**TASK:**
Pull out every row below and reproduce each line unchanged, in the same order.

Start DATA SHOWN

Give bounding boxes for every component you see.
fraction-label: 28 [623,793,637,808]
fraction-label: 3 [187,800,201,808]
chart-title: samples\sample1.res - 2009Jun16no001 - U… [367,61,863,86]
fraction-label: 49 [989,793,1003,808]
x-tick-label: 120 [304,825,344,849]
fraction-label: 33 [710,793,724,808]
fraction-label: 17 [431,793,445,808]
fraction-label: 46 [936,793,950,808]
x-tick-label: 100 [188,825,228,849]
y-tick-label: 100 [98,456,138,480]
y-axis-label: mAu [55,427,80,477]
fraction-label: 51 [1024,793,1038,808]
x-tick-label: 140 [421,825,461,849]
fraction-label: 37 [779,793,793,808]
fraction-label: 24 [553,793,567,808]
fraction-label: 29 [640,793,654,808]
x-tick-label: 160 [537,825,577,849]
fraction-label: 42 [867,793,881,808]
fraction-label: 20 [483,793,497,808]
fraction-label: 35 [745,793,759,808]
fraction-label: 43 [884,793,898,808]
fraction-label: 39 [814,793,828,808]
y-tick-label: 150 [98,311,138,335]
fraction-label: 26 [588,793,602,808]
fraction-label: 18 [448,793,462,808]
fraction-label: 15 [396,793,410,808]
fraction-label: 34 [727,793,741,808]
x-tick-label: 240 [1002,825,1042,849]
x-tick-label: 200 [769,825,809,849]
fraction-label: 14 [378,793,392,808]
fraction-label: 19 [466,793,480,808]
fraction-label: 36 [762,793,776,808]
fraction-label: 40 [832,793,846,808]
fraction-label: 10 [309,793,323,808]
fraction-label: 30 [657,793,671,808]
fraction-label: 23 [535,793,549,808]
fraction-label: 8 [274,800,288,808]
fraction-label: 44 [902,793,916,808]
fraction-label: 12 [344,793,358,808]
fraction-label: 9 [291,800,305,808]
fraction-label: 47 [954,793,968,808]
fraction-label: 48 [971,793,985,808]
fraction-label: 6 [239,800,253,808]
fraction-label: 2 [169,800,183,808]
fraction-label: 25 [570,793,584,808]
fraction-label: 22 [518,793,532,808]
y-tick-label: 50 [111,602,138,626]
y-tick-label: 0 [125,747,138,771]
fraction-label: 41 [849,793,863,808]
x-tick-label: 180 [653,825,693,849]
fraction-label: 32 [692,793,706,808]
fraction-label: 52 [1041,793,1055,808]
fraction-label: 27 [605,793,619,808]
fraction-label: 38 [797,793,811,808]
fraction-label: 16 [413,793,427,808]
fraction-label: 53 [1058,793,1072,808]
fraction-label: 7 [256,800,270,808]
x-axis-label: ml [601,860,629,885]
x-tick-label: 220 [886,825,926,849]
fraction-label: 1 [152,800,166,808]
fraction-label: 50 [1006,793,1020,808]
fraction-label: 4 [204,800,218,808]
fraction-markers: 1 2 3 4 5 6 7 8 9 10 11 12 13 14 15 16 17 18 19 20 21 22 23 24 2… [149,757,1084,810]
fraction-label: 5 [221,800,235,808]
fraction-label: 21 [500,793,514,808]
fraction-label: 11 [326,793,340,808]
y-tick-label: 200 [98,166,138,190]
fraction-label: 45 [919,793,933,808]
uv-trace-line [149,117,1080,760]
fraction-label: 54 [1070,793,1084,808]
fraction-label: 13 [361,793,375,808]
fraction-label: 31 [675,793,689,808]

End DATA SHOWN

**IN RESPONSE:**
Give bounding boxes for every component you see.
fraction-label: 28 [623,793,637,808]
fraction-label: 3 [187,800,201,808]
chart-title: samples\sample1.res - 2009Jun16no001 - U… [367,61,863,86]
fraction-label: 49 [989,793,1003,808]
x-tick-label: 120 [304,825,344,849]
fraction-label: 33 [710,793,724,808]
fraction-label: 17 [431,793,445,808]
fraction-label: 46 [936,793,950,808]
x-tick-label: 100 [188,825,228,849]
y-tick-label: 100 [98,456,138,480]
y-axis-label: mAu [55,427,80,477]
fraction-label: 51 [1024,793,1038,808]
x-tick-label: 140 [421,825,461,849]
fraction-label: 37 [779,793,793,808]
fraction-label: 24 [553,793,567,808]
fraction-label: 29 [640,793,654,808]
x-tick-label: 160 [537,825,577,849]
fraction-label: 42 [867,793,881,808]
fraction-label: 20 [483,793,497,808]
fraction-label: 35 [745,793,759,808]
fraction-label: 43 [884,793,898,808]
fraction-label: 39 [814,793,828,808]
y-tick-label: 150 [98,311,138,335]
fraction-label: 26 [588,793,602,808]
fraction-label: 18 [448,793,462,808]
fraction-label: 15 [396,793,410,808]
fraction-label: 34 [727,793,741,808]
x-tick-label: 240 [1002,825,1042,849]
x-tick-label: 200 [769,825,809,849]
fraction-label: 14 [378,793,392,808]
fraction-label: 19 [466,793,480,808]
fraction-label: 36 [762,793,776,808]
fraction-label: 40 [832,793,846,808]
fraction-label: 10 [309,793,323,808]
fraction-label: 30 [657,793,671,808]
fraction-label: 23 [535,793,549,808]
fraction-label: 8 [274,800,288,808]
fraction-label: 44 [902,793,916,808]
fraction-label: 12 [344,793,358,808]
fraction-label: 9 [291,800,305,808]
fraction-label: 47 [954,793,968,808]
fraction-label: 48 [971,793,985,808]
fraction-label: 6 [239,800,253,808]
fraction-label: 2 [169,800,183,808]
fraction-label: 25 [570,793,584,808]
fraction-label: 22 [518,793,532,808]
y-tick-label: 50 [111,602,138,626]
y-tick-label: 0 [125,747,138,771]
fraction-label: 41 [849,793,863,808]
x-tick-label: 180 [653,825,693,849]
fraction-label: 32 [692,793,706,808]
fraction-label: 52 [1041,793,1055,808]
fraction-label: 27 [605,793,619,808]
fraction-label: 38 [797,793,811,808]
fraction-label: 16 [413,793,427,808]
fraction-label: 53 [1058,793,1072,808]
fraction-label: 7 [256,800,270,808]
x-axis-label: ml [601,860,629,885]
x-tick-label: 220 [886,825,926,849]
fraction-label: 1 [152,800,166,808]
fraction-label: 50 [1006,793,1020,808]
fraction-label: 4 [204,800,218,808]
fraction-markers: 1 2 3 4 5 6 7 8 9 10 11 12 13 14 15 16 17 18 19 20 21 22 23 24 2… [149,757,1084,810]
fraction-label: 5 [221,800,235,808]
fraction-label: 21 [500,793,514,808]
fraction-label: 11 [326,793,340,808]
y-tick-label: 200 [98,166,138,190]
fraction-label: 45 [919,793,933,808]
uv-trace-line [149,117,1080,760]
fraction-label: 54 [1070,793,1084,808]
fraction-label: 13 [361,793,375,808]
fraction-label: 31 [675,793,689,808]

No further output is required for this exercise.